Exercise objective.
Every line below that contains "some" is to be copied.

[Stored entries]
# # # # #

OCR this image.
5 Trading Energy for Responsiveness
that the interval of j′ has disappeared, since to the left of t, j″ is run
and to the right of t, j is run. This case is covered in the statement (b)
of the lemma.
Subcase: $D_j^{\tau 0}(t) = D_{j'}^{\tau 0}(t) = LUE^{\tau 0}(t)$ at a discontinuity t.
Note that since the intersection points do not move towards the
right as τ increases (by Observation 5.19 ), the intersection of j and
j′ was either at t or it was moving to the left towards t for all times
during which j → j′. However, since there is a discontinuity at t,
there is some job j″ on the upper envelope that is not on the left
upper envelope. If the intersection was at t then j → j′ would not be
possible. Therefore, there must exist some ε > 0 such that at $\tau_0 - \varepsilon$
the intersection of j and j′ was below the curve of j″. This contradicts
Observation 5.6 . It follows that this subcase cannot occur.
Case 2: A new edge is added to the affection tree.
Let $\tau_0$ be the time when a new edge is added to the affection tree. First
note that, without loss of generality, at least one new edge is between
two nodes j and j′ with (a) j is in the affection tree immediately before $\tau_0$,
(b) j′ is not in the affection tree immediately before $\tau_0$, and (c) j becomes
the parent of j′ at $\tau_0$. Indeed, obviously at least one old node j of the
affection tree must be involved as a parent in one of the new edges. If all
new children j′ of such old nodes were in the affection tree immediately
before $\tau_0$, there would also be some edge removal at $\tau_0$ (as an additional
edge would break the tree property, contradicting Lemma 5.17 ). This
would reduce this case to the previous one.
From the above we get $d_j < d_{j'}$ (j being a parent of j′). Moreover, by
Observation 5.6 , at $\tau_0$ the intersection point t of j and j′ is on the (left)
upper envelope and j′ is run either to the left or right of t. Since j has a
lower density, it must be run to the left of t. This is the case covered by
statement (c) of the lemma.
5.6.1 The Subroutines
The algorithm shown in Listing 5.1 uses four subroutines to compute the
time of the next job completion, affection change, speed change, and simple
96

# # # # #

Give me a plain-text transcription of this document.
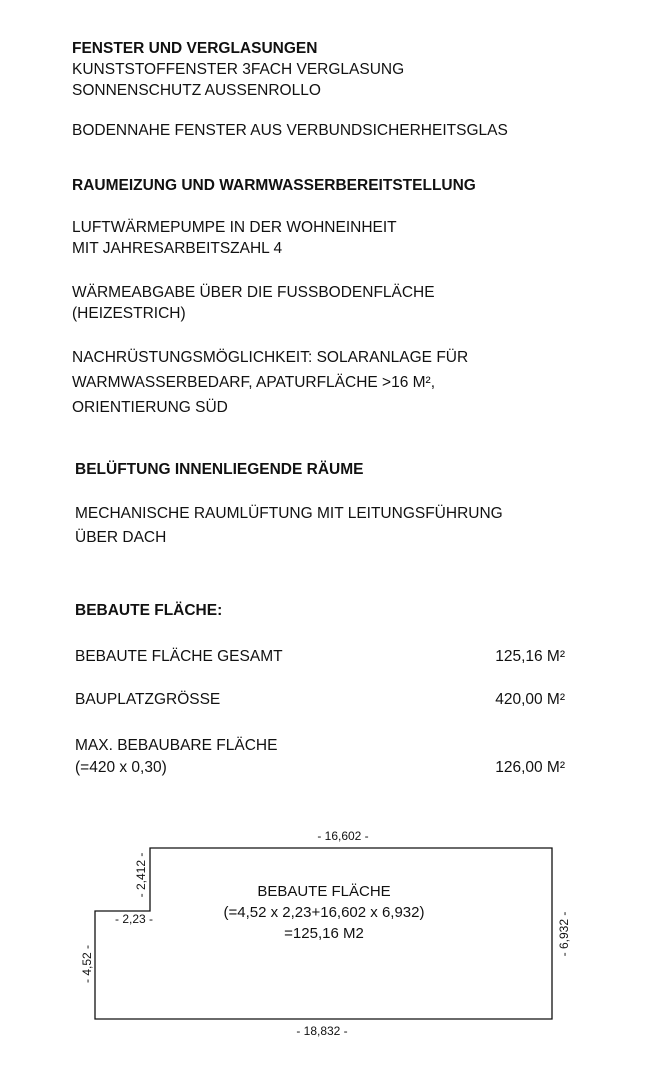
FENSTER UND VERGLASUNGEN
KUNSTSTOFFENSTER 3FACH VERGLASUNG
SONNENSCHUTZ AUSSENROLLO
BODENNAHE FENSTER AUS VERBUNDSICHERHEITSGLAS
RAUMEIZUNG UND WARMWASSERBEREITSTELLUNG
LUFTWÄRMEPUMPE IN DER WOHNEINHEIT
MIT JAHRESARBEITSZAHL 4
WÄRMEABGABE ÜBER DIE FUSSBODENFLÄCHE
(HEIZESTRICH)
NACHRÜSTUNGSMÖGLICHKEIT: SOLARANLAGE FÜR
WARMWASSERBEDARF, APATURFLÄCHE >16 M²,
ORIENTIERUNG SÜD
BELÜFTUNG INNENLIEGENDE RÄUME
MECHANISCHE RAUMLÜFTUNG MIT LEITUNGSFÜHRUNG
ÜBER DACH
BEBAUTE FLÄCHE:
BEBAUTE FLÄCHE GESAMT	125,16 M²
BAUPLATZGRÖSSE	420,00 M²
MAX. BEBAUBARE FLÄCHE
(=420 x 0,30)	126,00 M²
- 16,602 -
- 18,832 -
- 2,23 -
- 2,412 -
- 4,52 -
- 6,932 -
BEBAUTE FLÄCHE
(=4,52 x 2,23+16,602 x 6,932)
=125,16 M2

# # # # #

Correct answer.
there is some job j″ on the upper envelope that is not on the left
possible. Therefore, there must exist some ε > 0 such that at $\tau_0 - \varepsilon$
before $\tau_0$, there would also be some edge removal at $\tau_0$ (as an additional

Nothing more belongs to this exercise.